▶ [ИЗВЛЕЧЁННЫЙ ТЕКСТ]:
::::::::::

В словах Евгения Якушкина (опубликованных впервые в 1881 году) не следует искать буквальной точности. Например, корабли в такую зимнюю пору не шли, — и, вероятно, речь просто — о бегстве из Петербурга, чтобы в каком-нибудь другом порту сесть на корабль. Возможно также, что встреча была не утром 15-го, а еще 14 декабря.

О том, что Горчаков пришел выручать лицейского товарища, знал и декабрист П. Н. Свистунов1.

Прощание с директором и разговор с Горчаковым могли произойти в одно время и в одном месте: вполне вероятно, что к Энгельгардту после присяги во дворце явился Горчаков, очень почитавший своего наставника...

Если так, то в сумерках 14 декабря происходит примечательная лицейская встреча — эпилог к 19 октября.

Тут-то, возможно, Энгельгардт и сказал, что не трудно жить, когда хорошо, а надобно быть довольным, когда плохо. Здесь-то Горчаков и мог предложить паспорт, а Пущин — отказаться...

Наиболее вероятная последовательность исторических перемещений «лицейского портфеля» в 1825—1857 годах: Иван Пущин — Энгельгардт — Михаил Пущин — Вяземский — Иван Пущин.

В течение этого тридцатилетия И. И. Пущин приближался (сам того не подозревая) к своим будущим запискам и многими другими нелегкими путями.

::::::::::

▶ [ПИСЬМЕННОЕ ЗАДАНИЕ 1]:
Продублируйте дословно фрагмент извлечённого текста начиная со слов «Прощание с директором» и заканчивая словами «Вяземский — Иван Пущин.».
▶ [ПИСЬМЕННОЕ ЗАДАНИЕ 2]:
В каком году, согласно извлечённому тексту, впервые были опубликованы слова Евгения Якушкина?
▶ [ПИСЬМЕННОЕ ЗАДАНИЕ 3]:
Изложите суть извлечённого текста в двух предложениях.

▶ [ПРЕДОСТАВЛЕННЫЕ МАТЕРИАЛЫ]:
::::::::::

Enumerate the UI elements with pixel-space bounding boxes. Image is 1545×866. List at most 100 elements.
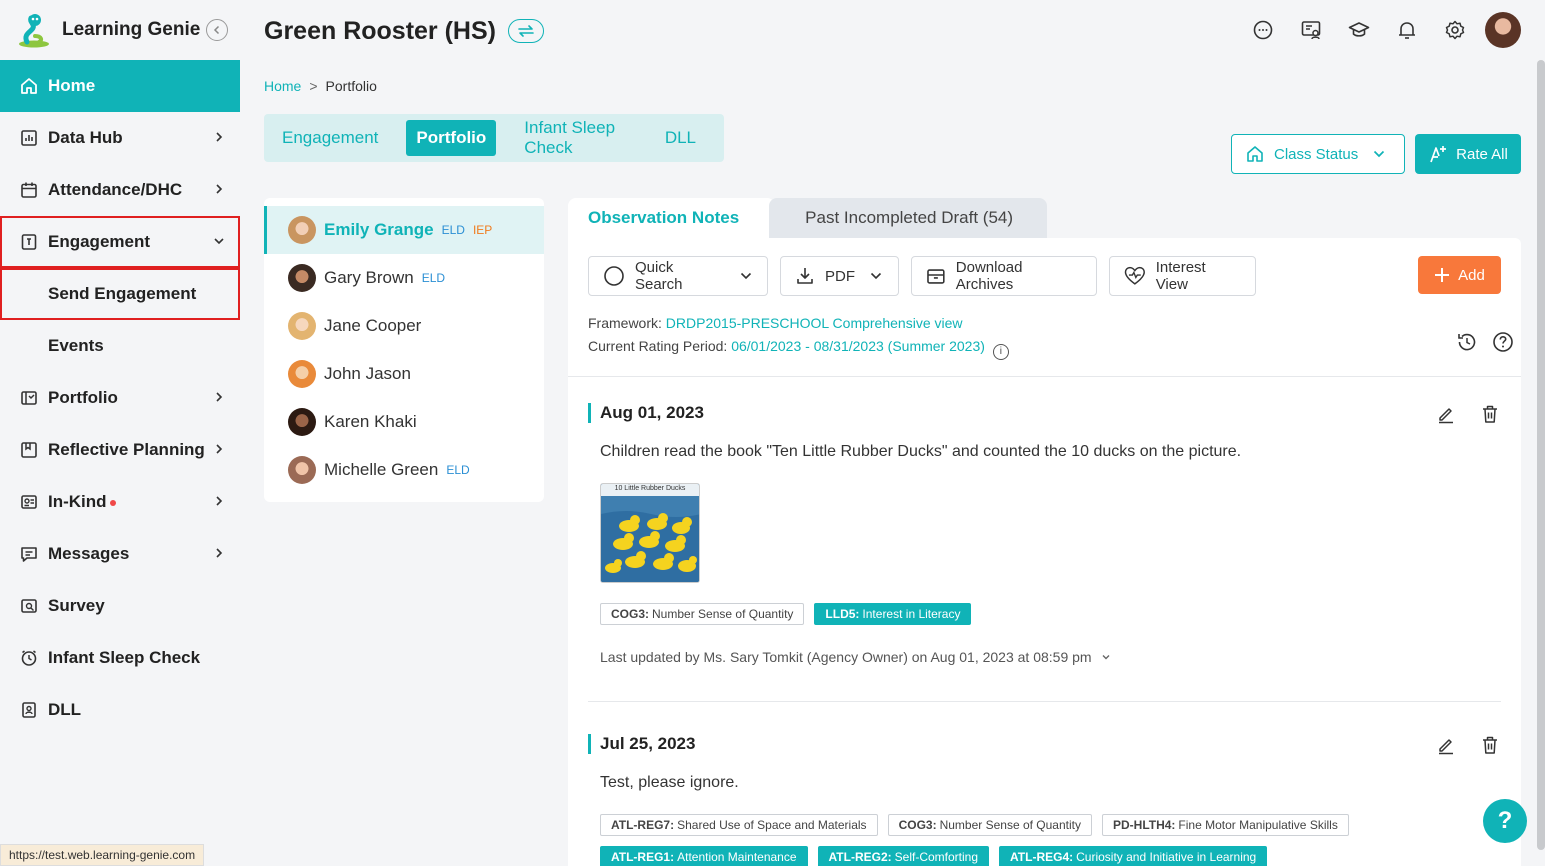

::::::::::

▶ [РЕЗУЛЬТАТ 1]:
Прощание с директором и разговор с Горчаковым могли произойти в одно время и в одном месте: вполне вероятно, что к Энгельгардту после присяги во дворце явился Горчаков, очень почитавший своего наставника...

Если так, то в сумерках 14 декабря происходит примечательная лицейская встреча — эпилог к 19 октября.

Тут-то, возможно, Энгельгардт и сказал, что не трудно жить, когда хорошо, а надобно быть довольным, когда плохо. Здесь-то Горчаков и мог предложить паспорт, а Пущин — отказаться...

Наиболее вероятная последовательность исторических перемещений «лицейского портфеля» в 1825—1857 годах: Иван Пущин — Энгельгардт — Михаил Пущин — Вяземский — Иван Пущин.

▶ [РЕЗУЛЬТАТ 2]:
В 1881 году.

▶ [РЕЗУЛЬТАТ 3]:
Прощание с Энгельгардтом и разговор с Горчаковым, пришедшим выручать лицейского товарища, могли, по предположению автора, произойти в одно время и в одном месте, в сумерках 14 декабря, где Горчаков мог предложить паспорт, а Пущин отказаться. Наиболее вероятной последовательностью перемещений «лицейского портфеля» в 1825—1857 годах названа цепочка Иван Пущин — Энгельгардт — Михаил Пущин — Вяземский — Иван Пущин.